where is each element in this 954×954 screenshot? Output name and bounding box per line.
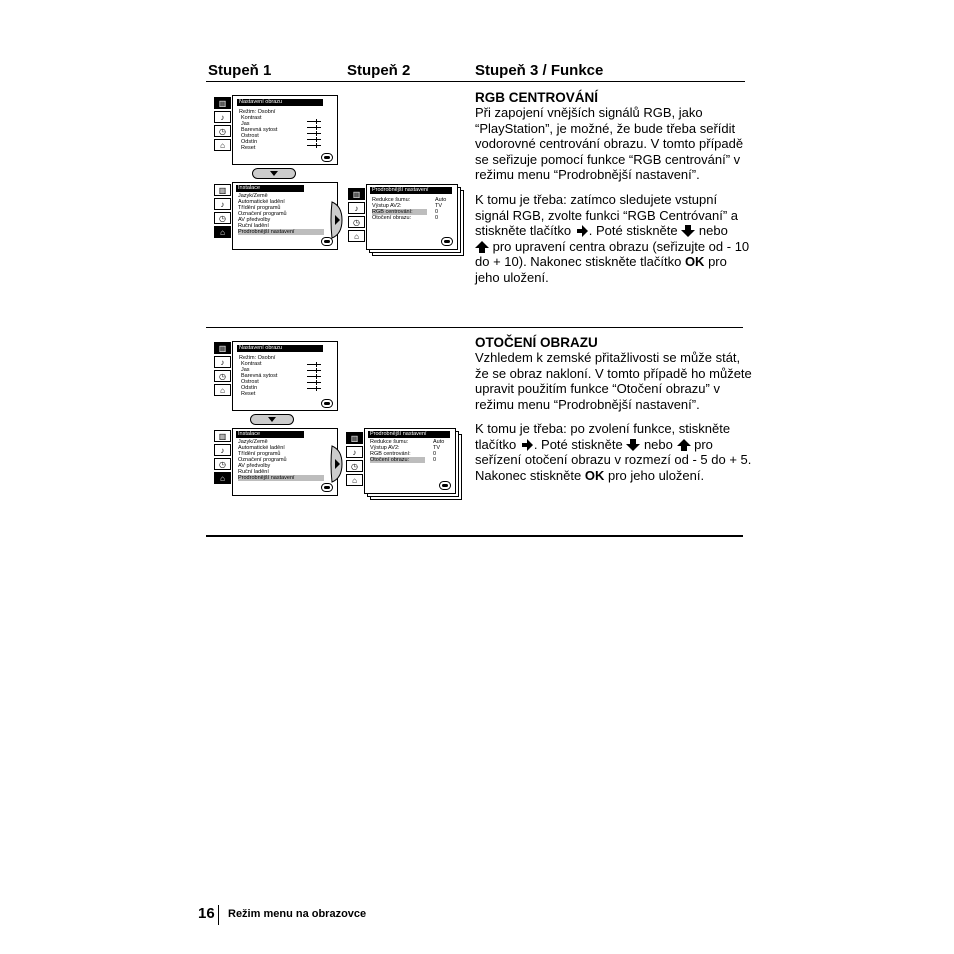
menu-item: Ruční ladění xyxy=(238,223,269,229)
arrow-down-icon xyxy=(681,225,695,237)
slider-bar xyxy=(307,127,321,128)
menu-item: Odstín xyxy=(241,139,258,145)
arrow-up-icon xyxy=(475,241,489,253)
rgb-section-title: RGB CENTROVÁNÍ xyxy=(475,90,599,105)
menu-item: Otočení obrazu: xyxy=(372,215,412,221)
slider-bar xyxy=(307,388,321,389)
menu-item: Kontrast xyxy=(241,115,262,121)
setup-tab-icon: ⌂ xyxy=(214,384,231,396)
install-menu-panel xyxy=(232,428,338,496)
menu-value: TV xyxy=(433,445,441,451)
slider-bar xyxy=(307,382,321,383)
menu-value: TV xyxy=(435,203,443,209)
menu-item: Výstup AV2: xyxy=(370,445,400,451)
slider-bar xyxy=(307,145,321,146)
menu-value: 0 xyxy=(433,451,437,457)
menu-item: Režim: Osobní xyxy=(239,109,276,115)
slider-bar xyxy=(307,133,321,134)
menu-item: Redukce šumu: xyxy=(370,439,409,445)
arrow-down-icon xyxy=(251,415,293,424)
sound-tab-icon: ♪ xyxy=(214,198,231,210)
menu-item: Třídění programů xyxy=(238,205,281,211)
menu-item: Barevná sytost xyxy=(241,373,278,379)
slider-bar xyxy=(307,121,321,122)
menu-value: 0 xyxy=(435,215,439,221)
picture-tab-icon: ▥ xyxy=(214,430,231,442)
section-divider xyxy=(206,327,743,328)
header-rule xyxy=(206,81,745,82)
picture-menu-panel xyxy=(232,341,338,411)
menu-item: Barevná sytost xyxy=(241,127,278,133)
rgb-paragraph-1: Při zapojení vnějších signálů RGB, jako “PlayStation”, je možné, že bude třeba seřídit vodorovné centrování obrazu. V tomto případě se seřizuje pomocí funkce “RGB centrování” v režimu menu “Prodrobnější nastavení”. xyxy=(475,105,744,182)
menu-item: Ostrost xyxy=(241,379,259,385)
menu-item: Označení programů xyxy=(238,211,287,217)
footer-divider xyxy=(218,905,219,925)
ok-button-icon xyxy=(441,237,453,246)
menu-item: Výstup AV2: xyxy=(372,203,402,209)
menu-item: Ruční ladění xyxy=(238,469,269,475)
setup-tab-icon: ⌂ xyxy=(214,472,231,484)
picture-tab-icon: ▥ xyxy=(214,97,231,109)
menu-item: Jas xyxy=(241,121,250,127)
detail-menu-panel xyxy=(366,184,458,250)
menu-item-selected: Prodrobnější nastavení xyxy=(238,475,324,481)
timer-tab-icon: ◷ xyxy=(214,458,231,470)
install-menu-panel xyxy=(232,182,338,250)
stage-1-heading: Stupeň 1 xyxy=(208,62,272,79)
menu-item: Označení programů xyxy=(238,457,287,463)
timer-tab-icon: ◷ xyxy=(348,216,365,228)
menu-value: 0 xyxy=(435,209,439,215)
menu-value: 0 xyxy=(433,457,437,463)
rgb-paragraph-2: K tomu je třeba: zatímco sledujete vstupní signál RGB, zvolte funkci “RGB Centróvaní” a stiskněte tlačítko . Poté stiskněte nebo pro upravení centra obrazu (seřizujte od - 10 do + 10). Nakonec stiskněte tlačítko OK pro jeho uložení. xyxy=(475,192,750,285)
detail-menu-title: Prodrobnější nastavení xyxy=(368,431,450,438)
detail-menu-panel xyxy=(364,428,456,494)
ok-button-icon xyxy=(321,153,333,162)
install-menu-title: Instalace xyxy=(236,431,304,438)
menu-item: Jazyk/Země xyxy=(238,439,268,445)
menu-item: AV předvolby xyxy=(238,217,271,223)
picture-tab-icon: ▥ xyxy=(214,342,231,354)
menu-item: Redukce šumu: xyxy=(372,197,411,203)
menu-item: Třídění programů xyxy=(238,451,281,457)
arrow-right-icon xyxy=(330,200,344,240)
picture-menu-title: Nastavení obrazu xyxy=(237,345,323,352)
menu-item: Automatické ladění xyxy=(238,199,285,205)
menu-item-selected: Prodrobnější nastavení xyxy=(238,229,324,235)
menu-value: Auto xyxy=(435,197,447,203)
menu-item: Odstín xyxy=(241,385,258,391)
arrow-down-icon xyxy=(253,169,295,178)
timer-tab-icon: ◷ xyxy=(346,460,363,472)
picture-menu-title: Nastavení obrazu xyxy=(237,99,323,106)
rotation-section-title: OTOČENÍ OBRAZU xyxy=(475,335,598,350)
rotation-diagram xyxy=(210,338,470,508)
footer-section-name: Režim menu na obrazovce xyxy=(228,908,367,920)
picture-menu-panel xyxy=(232,95,338,165)
stage-3-heading: Stupeň 3 / Funkce xyxy=(475,62,604,79)
timer-tab-icon: ◷ xyxy=(214,212,231,224)
menu-item-selected: RGB centrování: xyxy=(372,209,427,215)
rotation-paragraph-1: Vzhledem k zemské přitažlivosti se může stát, že se obraz nakloní. V tomto případě ho můžete upravit použitím funkce “Otočení obrazu” v režimu menu “Prodrobnější nastavení”. xyxy=(475,350,752,412)
arrow-up-icon xyxy=(677,439,691,451)
setup-tab-icon: ⌂ xyxy=(214,226,231,238)
setup-tab-icon: ⌂ xyxy=(346,474,363,486)
arrow-down-icon xyxy=(626,439,640,451)
menu-item: Režim: Osobní xyxy=(239,355,276,361)
arrow-right-icon xyxy=(520,439,534,451)
sound-tab-icon: ♪ xyxy=(214,356,231,368)
sound-tab-icon: ♪ xyxy=(214,444,231,456)
menu-item-selected: Otočení obrazu: xyxy=(370,457,425,463)
slider-bar xyxy=(307,139,321,140)
sound-tab-icon: ♪ xyxy=(348,202,365,214)
slider-bar xyxy=(307,376,321,377)
menu-item: Reset xyxy=(241,145,256,151)
timer-tab-icon: ◷ xyxy=(214,125,231,137)
timer-tab-icon: ◷ xyxy=(214,370,231,382)
menu-item: Automatické ladění xyxy=(238,445,285,451)
arrow-right-icon xyxy=(575,225,589,237)
arrow-right-icon xyxy=(330,444,344,484)
menu-item: AV předvolby xyxy=(238,463,271,469)
menu-item: Jas xyxy=(241,367,250,373)
stage-2-heading: Stupeň 2 xyxy=(347,62,411,79)
slider-bar xyxy=(307,370,321,371)
setup-tab-icon: ⌂ xyxy=(214,139,231,151)
menu-item: Ostrost xyxy=(241,133,259,139)
down-arrow-pill xyxy=(252,168,296,179)
section-end-rule xyxy=(206,535,743,537)
setup-tab-icon: ⌂ xyxy=(348,230,365,242)
menu-item: Reset xyxy=(241,391,256,397)
menu-item: RGB centrování: xyxy=(370,451,411,457)
rgb-diagram xyxy=(210,92,470,262)
picture-tab-icon: ▥ xyxy=(348,188,365,200)
sound-tab-icon: ♪ xyxy=(214,111,231,123)
ok-button-icon xyxy=(321,399,333,408)
menu-value: Auto xyxy=(433,439,445,445)
detail-menu-title: Prodrobnější nastavení xyxy=(370,187,452,194)
sound-tab-icon: ♪ xyxy=(346,446,363,458)
menu-item: Jazyk/Země xyxy=(238,193,268,199)
rotation-paragraph-2: K tomu je třeba: po zvolení funkce, stiskněte tlačítko . Poté stiskněte nebo pro seřízení otočení obrazu v rozmezí od - 5 do + 5. Nakonec stiskněte OK pro jeho uložení. xyxy=(475,421,752,483)
down-arrow-pill xyxy=(250,414,294,425)
page-number: 16 xyxy=(198,905,215,922)
picture-tab-icon: ▥ xyxy=(214,184,231,196)
menu-item: Kontrast xyxy=(241,361,262,367)
ok-button-icon xyxy=(439,481,451,490)
slider-bar xyxy=(307,364,321,365)
install-menu-title: Instalace xyxy=(236,185,304,192)
picture-tab-icon: ▥ xyxy=(346,432,363,444)
ok-button-icon xyxy=(321,483,333,492)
========
▶ _AIM OF THE TASK_
Filter the rows above to keep only those containing the string "případě", matching its case exactly.

▶ _CORRECT OUTPUT_
rgb-paragraph-1: Při zapojení vnějších signálů RGB, jako “PlayStation”, je možné, že bude třeba seřídit vodorovné centrování obrazu. V tomto případě se seřizuje pomocí funkce “RGB centrování” v režimu menu “Prodrobnější nastavení”. xyxy=(475,105,744,182)
rotation-paragraph-1: Vzhledem k zemské přitažlivosti se může stát, že se obraz nakloní. V tomto případě ho můžete upravit použitím funkce “Otočení obrazu” v režimu menu “Prodrobnější nastavení”. xyxy=(475,350,752,412)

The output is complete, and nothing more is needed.